■ **THE REQUEST**
In the piece on California prison crowding below, condense the paragraph beginning "But by late spring" into a short bulleted list that keeps its main facts.

■ **SELECTED EXTRACT**
※ ※ ※

Sentencing Reforms Are Desperately Needed Before Crowding Ignites A
Violent Outburst

California is fortunate that conditions in its crowded prisons haven't
yet led to riots.

But by late spring, the acting head of prisons predicts, the system
will reach its bursting point. It will fill even makeshift beds in day
rooms and libraries and no longer be able to accept new prisoners.
County jails that serve as holding tanks and have their own caps on
the number of inmates they can safely house might begin releasing
other prisoners and suspects into the community.

Before adjourning last week, legislators ignored the problem, despite
the special prison session that Gov. Schwarzenegger had called in
June. If they continue to abdicate, the federal judge overseeing some
operations of the system will probably step in, with expensive
solutions the Legislature and taxpayers might not like.

Prisons must be a top priority when lawmakers return to Sacramento
next year. Parole and sentencing reform must be part of the solution.
Neither the governor's excessive $6 billion prison-building scheme,
nor the Senate's $918 million alternative, which the Assembly turned
aside, included it.

※ ※ ※

■ **INFORMATION GIVEN**

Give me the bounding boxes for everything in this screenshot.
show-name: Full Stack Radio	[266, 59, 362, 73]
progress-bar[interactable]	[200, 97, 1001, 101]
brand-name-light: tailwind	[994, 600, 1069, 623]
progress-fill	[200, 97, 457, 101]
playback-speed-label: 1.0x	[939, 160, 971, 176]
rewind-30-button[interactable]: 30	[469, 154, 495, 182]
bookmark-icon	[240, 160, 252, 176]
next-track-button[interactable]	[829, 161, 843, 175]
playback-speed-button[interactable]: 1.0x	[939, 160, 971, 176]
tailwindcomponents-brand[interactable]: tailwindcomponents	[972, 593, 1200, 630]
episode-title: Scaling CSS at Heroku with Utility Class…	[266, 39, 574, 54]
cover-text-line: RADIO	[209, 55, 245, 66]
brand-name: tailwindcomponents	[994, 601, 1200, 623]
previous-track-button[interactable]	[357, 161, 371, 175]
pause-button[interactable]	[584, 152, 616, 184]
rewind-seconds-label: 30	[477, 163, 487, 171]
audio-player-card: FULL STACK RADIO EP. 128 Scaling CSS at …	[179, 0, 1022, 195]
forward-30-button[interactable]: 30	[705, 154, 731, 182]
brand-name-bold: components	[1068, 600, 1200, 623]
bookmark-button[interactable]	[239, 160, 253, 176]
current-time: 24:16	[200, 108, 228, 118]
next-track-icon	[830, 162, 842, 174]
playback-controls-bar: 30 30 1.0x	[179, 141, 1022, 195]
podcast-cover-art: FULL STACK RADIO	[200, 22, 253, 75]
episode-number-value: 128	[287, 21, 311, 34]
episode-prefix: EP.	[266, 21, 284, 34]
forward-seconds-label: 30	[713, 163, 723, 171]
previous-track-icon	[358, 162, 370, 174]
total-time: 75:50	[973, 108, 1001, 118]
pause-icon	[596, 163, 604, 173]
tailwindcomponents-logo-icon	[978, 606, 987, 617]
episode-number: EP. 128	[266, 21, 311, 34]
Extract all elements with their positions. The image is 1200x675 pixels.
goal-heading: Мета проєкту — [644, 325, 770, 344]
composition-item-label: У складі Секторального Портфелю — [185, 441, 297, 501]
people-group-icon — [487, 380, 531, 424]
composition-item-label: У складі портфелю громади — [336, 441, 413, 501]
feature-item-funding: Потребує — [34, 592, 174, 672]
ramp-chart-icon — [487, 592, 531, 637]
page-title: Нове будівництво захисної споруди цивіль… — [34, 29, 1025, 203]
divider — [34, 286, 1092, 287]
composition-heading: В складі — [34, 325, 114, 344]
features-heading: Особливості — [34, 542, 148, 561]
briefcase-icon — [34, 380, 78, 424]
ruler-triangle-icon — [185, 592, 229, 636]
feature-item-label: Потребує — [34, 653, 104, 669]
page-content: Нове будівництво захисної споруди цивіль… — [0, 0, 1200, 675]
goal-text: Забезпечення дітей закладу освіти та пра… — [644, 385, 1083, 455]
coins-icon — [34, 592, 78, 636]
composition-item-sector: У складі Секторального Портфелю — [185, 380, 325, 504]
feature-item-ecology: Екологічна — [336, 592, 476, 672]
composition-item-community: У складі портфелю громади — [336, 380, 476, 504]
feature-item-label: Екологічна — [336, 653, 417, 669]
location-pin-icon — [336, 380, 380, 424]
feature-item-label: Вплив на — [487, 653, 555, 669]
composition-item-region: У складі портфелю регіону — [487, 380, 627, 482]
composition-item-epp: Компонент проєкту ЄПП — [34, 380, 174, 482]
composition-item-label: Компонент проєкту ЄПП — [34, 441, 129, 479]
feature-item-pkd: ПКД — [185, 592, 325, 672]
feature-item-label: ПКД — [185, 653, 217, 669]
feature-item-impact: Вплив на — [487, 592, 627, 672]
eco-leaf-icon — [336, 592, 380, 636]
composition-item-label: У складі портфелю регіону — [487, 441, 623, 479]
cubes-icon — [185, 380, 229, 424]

※ ※ ※

■ **TASK RESPONSE**
- The acting head of prisons predicts the system will reach its bursting point by late spring.
- Even makeshift beds in day rooms and libraries will be full, and no new prisoners could be accepted.
- County jails, which serve as holding tanks and have their own inmate caps, might begin releasing other prisoners and suspects into the community.